Request: From the listing below, pick out each line with the word "JULIO".

Task input:
START
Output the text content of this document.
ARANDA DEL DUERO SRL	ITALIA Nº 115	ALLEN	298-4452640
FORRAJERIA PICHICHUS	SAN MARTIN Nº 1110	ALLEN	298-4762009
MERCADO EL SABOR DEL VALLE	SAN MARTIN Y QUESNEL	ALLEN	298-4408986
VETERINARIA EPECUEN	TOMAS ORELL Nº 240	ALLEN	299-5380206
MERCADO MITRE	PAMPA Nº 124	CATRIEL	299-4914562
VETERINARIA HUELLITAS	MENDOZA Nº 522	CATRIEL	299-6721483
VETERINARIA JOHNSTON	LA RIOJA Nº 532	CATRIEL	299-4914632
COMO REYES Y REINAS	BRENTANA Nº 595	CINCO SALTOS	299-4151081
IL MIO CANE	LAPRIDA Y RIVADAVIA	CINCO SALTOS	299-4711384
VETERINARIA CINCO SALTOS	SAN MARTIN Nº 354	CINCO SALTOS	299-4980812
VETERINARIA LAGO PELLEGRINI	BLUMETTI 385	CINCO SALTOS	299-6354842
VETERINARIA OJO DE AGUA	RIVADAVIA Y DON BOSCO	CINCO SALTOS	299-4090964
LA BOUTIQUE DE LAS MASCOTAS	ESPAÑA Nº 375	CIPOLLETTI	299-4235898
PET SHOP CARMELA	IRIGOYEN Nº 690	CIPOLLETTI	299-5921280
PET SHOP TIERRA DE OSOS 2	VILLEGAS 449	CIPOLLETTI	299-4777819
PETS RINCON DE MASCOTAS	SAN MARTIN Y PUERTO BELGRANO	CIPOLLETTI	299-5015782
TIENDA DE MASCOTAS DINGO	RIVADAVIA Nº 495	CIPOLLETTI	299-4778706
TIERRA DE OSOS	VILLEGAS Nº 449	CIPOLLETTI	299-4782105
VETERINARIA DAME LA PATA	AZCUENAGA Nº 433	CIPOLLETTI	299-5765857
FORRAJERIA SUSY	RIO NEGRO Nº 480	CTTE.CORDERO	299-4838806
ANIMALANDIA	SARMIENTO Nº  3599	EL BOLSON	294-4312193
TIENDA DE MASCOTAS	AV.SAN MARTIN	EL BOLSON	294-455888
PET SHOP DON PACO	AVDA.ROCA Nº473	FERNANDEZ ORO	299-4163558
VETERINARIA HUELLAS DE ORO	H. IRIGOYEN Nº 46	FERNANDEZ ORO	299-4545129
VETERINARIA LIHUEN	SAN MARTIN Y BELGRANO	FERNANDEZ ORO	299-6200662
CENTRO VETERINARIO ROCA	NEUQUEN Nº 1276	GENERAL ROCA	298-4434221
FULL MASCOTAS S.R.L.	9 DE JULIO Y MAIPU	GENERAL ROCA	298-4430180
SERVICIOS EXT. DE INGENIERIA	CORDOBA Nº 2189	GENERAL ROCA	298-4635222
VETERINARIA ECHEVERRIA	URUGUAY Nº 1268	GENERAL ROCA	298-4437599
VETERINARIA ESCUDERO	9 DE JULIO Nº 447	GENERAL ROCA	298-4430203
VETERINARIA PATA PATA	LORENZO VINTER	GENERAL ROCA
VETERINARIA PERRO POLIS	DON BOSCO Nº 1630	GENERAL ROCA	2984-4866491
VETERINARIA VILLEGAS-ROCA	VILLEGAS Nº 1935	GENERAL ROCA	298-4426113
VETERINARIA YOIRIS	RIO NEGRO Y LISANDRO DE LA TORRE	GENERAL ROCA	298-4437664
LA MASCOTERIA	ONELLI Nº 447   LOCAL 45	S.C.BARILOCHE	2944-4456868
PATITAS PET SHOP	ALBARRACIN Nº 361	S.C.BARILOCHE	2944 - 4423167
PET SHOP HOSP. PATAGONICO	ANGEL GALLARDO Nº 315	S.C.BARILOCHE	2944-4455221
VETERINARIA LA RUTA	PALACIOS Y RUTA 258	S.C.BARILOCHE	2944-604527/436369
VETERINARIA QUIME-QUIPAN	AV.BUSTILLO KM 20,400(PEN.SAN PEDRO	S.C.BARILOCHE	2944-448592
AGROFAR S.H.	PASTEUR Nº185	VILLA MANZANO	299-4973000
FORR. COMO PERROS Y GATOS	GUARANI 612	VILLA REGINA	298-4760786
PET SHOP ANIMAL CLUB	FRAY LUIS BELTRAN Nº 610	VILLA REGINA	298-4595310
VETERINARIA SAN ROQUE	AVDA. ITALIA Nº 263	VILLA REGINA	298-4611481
END
START
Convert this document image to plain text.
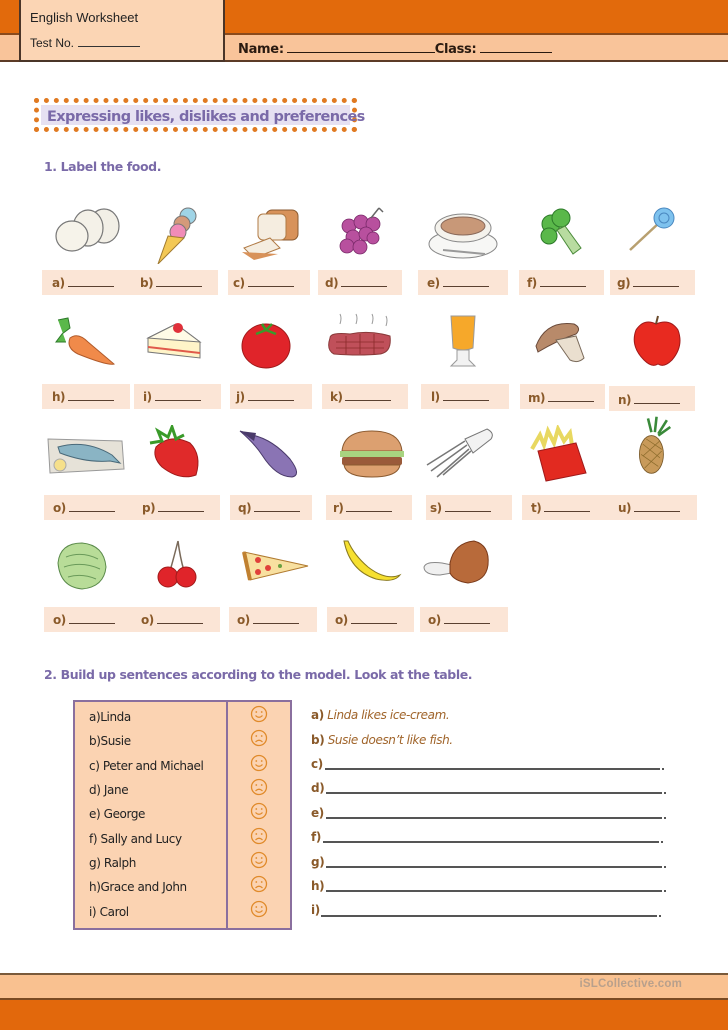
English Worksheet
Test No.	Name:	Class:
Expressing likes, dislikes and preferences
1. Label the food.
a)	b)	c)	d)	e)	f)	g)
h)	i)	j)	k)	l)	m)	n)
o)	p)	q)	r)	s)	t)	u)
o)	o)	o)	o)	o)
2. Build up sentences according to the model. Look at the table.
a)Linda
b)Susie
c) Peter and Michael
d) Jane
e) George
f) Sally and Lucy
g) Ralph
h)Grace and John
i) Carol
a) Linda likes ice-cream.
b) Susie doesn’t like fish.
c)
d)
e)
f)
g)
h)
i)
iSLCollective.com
END
START
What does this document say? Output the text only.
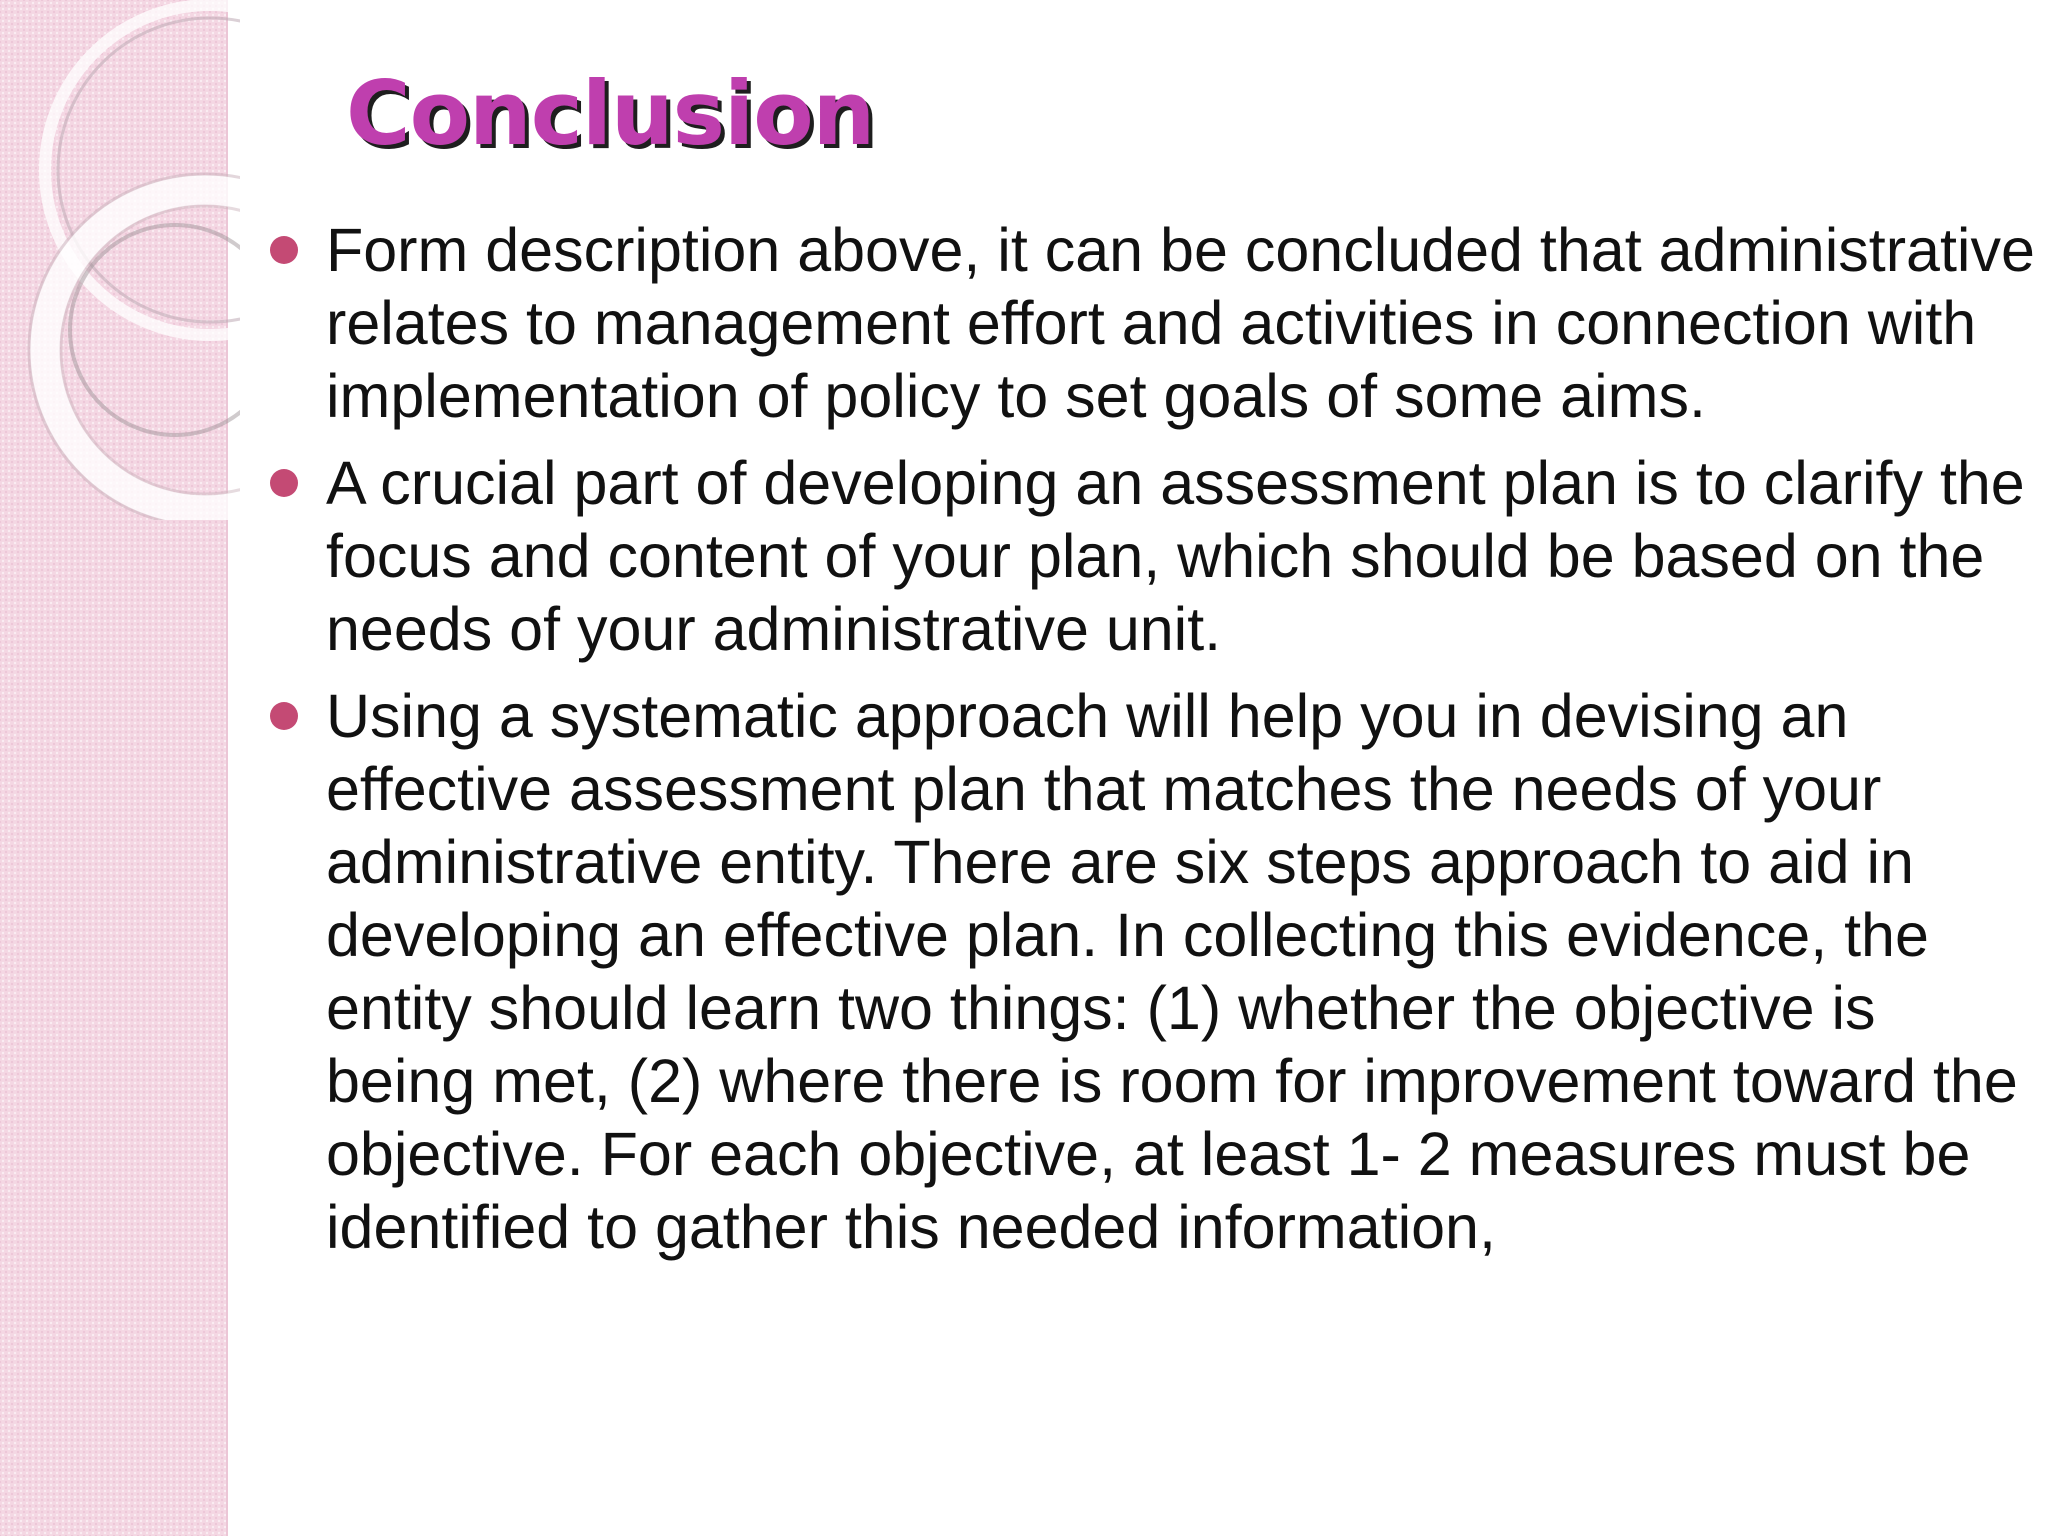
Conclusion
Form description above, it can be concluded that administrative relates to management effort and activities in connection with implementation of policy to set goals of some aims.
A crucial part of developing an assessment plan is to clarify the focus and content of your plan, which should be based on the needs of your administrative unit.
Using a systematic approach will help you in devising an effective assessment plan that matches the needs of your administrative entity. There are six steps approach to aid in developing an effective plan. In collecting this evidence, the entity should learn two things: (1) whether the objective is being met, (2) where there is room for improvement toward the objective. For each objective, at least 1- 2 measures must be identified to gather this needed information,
END
Finished answer:
FULL MASCOTAS S.R.L.	9 DE JULIO Y MAIPU	GENERAL ROCA	298-4430180
VETERINARIA ESCUDERO	9 DE JULIO Nº 447	GENERAL ROCA	298-4430203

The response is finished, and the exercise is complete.